Monitoring Documentation Improvement

Hi,

I’m currently writing a custom monitoring solution by the help of the documentation about monitoring and metrics in order to enable Prometheus scraping transactor metrics. Unfortunately the metrics mentioned there doesn’t seem to completely represent what the transactor is currently able to produce / hand over to a registered callback function.

To be a bit more specific on this:

  • PodUpdateMsec was part of the metrics handed over to my callback function but it’s not part of the documentation
  • StorageBackoffhas been declared deprecated as of version 0.8.3826 and should have been replaced by StorageGetBackoffMsec and StoragePutBackoffMsec but is still produced by the transactor in the current version (0.9.5966) without the replacements
  • WriterMemcachedPutMusec, WriterMemcachedPutFailedMusec, ReaderMemcachedPutMusec and ReaderMemcachedPutFailedMusec that have been introduced in version 0.9.5078 are just part of the change log and not the documentation itself

Furthermore I would appreciate if the monitoring documentation linked above would include a snippet of metrics as handed to a registered callback function. This would eliminate the need to fire up a transactor in the first place just to get a grasp on the structural layout of the information. The latter also seems to be more difficult than it should since it’s not always clear at first glance what metric statistics are mapped to (:li :ho :sum :count).

┄┄┄┄┄┄

> **Exercise instructions**
**1.** According to the post about the monitoring documentation, which two metrics were meant to replace StorageBackoff?
**2.** Extend the forum post about the monitoring documentation, picking up right after its final sentence.

Some rows

┄┄┄┄┄┄

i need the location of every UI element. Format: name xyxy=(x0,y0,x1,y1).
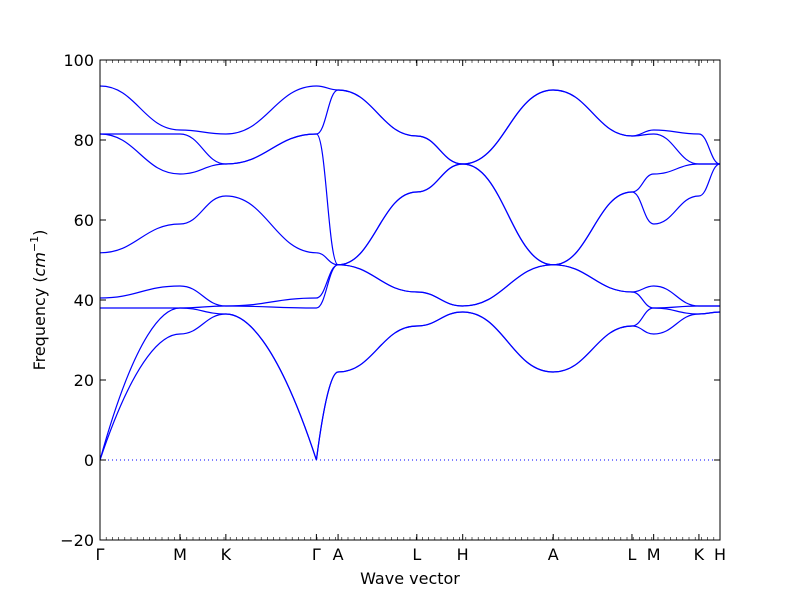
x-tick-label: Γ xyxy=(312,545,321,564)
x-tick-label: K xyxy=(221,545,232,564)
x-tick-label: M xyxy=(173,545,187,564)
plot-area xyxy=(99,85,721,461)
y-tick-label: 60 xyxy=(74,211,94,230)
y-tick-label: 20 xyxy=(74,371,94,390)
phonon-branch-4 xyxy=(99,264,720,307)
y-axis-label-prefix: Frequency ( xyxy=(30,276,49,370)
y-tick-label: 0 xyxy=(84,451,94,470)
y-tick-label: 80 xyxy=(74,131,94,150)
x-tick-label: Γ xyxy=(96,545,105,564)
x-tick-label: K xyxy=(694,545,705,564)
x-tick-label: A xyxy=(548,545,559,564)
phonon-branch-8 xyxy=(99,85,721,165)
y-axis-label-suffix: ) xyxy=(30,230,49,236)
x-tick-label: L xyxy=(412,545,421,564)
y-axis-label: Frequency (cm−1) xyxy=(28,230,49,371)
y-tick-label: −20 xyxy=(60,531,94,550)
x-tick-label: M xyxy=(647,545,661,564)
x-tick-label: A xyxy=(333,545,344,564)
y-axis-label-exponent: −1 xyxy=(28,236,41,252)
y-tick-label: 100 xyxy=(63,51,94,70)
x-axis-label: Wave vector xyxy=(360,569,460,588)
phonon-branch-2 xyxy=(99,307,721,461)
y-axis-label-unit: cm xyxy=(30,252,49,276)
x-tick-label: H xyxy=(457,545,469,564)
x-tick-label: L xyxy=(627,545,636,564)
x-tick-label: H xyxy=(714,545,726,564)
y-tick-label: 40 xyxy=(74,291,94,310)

┄┄┄┄┄┄

> **The responses**
**1.** StorageGetBackoffMsec and StoragePutBackoffMsec

**2.**
At this point I just wanted to ask if there is a plan on improving the documentation by adding missing information, bundling information spread over multiple sites (changelog included) and make them more accessible by being more specific on what they describe (cross-links are cool, too) and how they are structured within a metrics ‘blob’?

P.S.
Since this issue affects several categories (Datomic Cloud, Datomic On-Prem and Datomic Applications) General seemed to be a good fit. Please feel free to move if desired.

Hi Ninja, and welcome to the Datomic forum. I want to make sure you have all the information you need to write a correct and robust custom monitoring callback.

The most important thing to understand is that the set of metrics is dynamic, open, and subject to change over time. So a correct implementation needs to be tolerant of

  • metric names it has never seen, and does not understand
  • metric values in either documented shape (numbers or maps), regardless of what shape it has seen for a metric previously

With that mind, we can turn to your specific questions:

  1. There are and will continue to be undocumented metrics such as PodUpdateMsec. We document them only if they become important in helping users troubleshoot systems.
  2. I see StorageGetBackoffMsec in my custom callback – can you please start a new forum post with a repro on this?
  3. The memcached metrics you mention were high volume and low value, so we removed them in 0.9.5783. Thanks for pointing this out! We will fix the changelog on our next release.

I will update the docs to include the advice from this thread.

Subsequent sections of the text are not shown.